EXERCISE: Search the records below for the word "para". Pull out each line that has it.
** start **
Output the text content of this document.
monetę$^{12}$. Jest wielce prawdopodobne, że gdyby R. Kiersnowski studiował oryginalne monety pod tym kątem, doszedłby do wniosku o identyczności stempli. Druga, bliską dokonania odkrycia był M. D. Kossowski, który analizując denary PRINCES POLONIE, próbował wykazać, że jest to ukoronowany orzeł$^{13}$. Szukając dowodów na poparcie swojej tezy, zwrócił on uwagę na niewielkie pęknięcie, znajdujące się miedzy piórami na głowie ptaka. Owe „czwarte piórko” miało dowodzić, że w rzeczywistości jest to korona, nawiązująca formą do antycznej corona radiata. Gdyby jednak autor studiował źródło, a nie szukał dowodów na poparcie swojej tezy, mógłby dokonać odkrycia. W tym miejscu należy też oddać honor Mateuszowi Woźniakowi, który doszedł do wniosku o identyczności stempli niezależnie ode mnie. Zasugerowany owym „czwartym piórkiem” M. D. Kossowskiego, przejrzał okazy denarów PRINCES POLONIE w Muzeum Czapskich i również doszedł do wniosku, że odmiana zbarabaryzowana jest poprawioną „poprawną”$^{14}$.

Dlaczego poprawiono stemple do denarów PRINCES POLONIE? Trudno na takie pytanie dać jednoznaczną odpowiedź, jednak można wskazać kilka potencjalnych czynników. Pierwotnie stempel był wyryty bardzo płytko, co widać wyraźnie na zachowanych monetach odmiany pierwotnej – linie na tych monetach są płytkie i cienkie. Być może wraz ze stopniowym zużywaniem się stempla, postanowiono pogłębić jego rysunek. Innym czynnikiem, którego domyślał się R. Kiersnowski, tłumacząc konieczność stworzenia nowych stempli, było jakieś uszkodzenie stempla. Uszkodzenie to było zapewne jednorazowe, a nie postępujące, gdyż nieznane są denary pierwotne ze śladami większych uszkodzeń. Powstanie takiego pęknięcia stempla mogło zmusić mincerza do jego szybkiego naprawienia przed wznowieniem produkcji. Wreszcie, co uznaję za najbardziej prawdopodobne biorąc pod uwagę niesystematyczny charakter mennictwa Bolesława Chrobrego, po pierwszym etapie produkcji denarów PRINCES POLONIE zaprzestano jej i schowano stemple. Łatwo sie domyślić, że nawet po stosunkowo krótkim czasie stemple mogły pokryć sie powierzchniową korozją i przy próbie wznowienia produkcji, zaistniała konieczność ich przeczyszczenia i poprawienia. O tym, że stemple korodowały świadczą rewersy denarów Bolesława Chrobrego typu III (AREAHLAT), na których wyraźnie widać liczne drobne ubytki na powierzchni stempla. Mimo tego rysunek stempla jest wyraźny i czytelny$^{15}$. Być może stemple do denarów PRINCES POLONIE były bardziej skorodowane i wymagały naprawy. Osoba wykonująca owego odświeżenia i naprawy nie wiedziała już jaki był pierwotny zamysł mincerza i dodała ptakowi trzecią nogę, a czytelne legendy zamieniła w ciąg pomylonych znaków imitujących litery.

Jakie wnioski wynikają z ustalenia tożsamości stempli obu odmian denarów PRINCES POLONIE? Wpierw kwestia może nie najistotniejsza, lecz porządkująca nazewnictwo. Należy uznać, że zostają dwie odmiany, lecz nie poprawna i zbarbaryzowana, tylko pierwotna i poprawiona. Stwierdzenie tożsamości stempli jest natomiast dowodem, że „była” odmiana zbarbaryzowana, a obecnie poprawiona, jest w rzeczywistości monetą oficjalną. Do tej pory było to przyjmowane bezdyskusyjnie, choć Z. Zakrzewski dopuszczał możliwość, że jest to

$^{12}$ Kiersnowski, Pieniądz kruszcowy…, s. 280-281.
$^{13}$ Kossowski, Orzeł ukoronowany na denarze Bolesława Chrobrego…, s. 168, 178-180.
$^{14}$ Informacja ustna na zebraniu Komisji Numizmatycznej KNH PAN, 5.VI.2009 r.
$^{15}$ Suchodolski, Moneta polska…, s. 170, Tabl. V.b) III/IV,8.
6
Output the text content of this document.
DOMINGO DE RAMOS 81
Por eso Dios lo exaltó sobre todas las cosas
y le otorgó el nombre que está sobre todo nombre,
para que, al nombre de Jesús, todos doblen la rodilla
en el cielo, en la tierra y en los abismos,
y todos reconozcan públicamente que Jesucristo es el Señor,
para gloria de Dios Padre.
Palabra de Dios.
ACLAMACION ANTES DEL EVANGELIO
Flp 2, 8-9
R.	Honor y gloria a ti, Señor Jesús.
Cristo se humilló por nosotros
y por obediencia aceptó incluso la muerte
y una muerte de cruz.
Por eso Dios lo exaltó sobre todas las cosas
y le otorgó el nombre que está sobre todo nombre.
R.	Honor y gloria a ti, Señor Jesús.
** end **
PROBLEM SOLUTION:
para que, al nombre de Jesús, todos doblen la rodilla
para gloria de Dios Padre.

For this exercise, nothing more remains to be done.